__WHAT IS BEING ASKED__
In the listing below, change "bounding boxes" to "coordinates" and reproduce every line with nothing else altered.

__ROWS__
* * * * * * * * *
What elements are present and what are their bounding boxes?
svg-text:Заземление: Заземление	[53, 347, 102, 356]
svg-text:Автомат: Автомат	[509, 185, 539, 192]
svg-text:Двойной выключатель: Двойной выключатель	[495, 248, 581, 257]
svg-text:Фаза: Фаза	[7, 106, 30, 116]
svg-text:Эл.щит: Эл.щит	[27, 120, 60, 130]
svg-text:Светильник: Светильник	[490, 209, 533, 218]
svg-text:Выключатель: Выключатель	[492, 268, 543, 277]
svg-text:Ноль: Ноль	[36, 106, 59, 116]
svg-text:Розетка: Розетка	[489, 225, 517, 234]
* * * * * * * * *
__RIGHT ANSWER__
What elements are present and what are their coordinates?
svg-text:Заземление: Заземление	[53, 347, 102, 356]
svg-text:Автомат: Автомат	[509, 185, 539, 192]
svg-text:Двойной выключатель: Двойной выключатель	[495, 248, 581, 257]
svg-text:Фаза: Фаза	[7, 106, 30, 116]
svg-text:Эл.щит: Эл.щит	[27, 120, 60, 130]
svg-text:Светильник: Светильник	[490, 209, 533, 218]
svg-text:Выключатель: Выключатель	[492, 268, 543, 277]
svg-text:Ноль: Ноль	[36, 106, 59, 116]
svg-text:Розетка: Розетка	[489, 225, 517, 234]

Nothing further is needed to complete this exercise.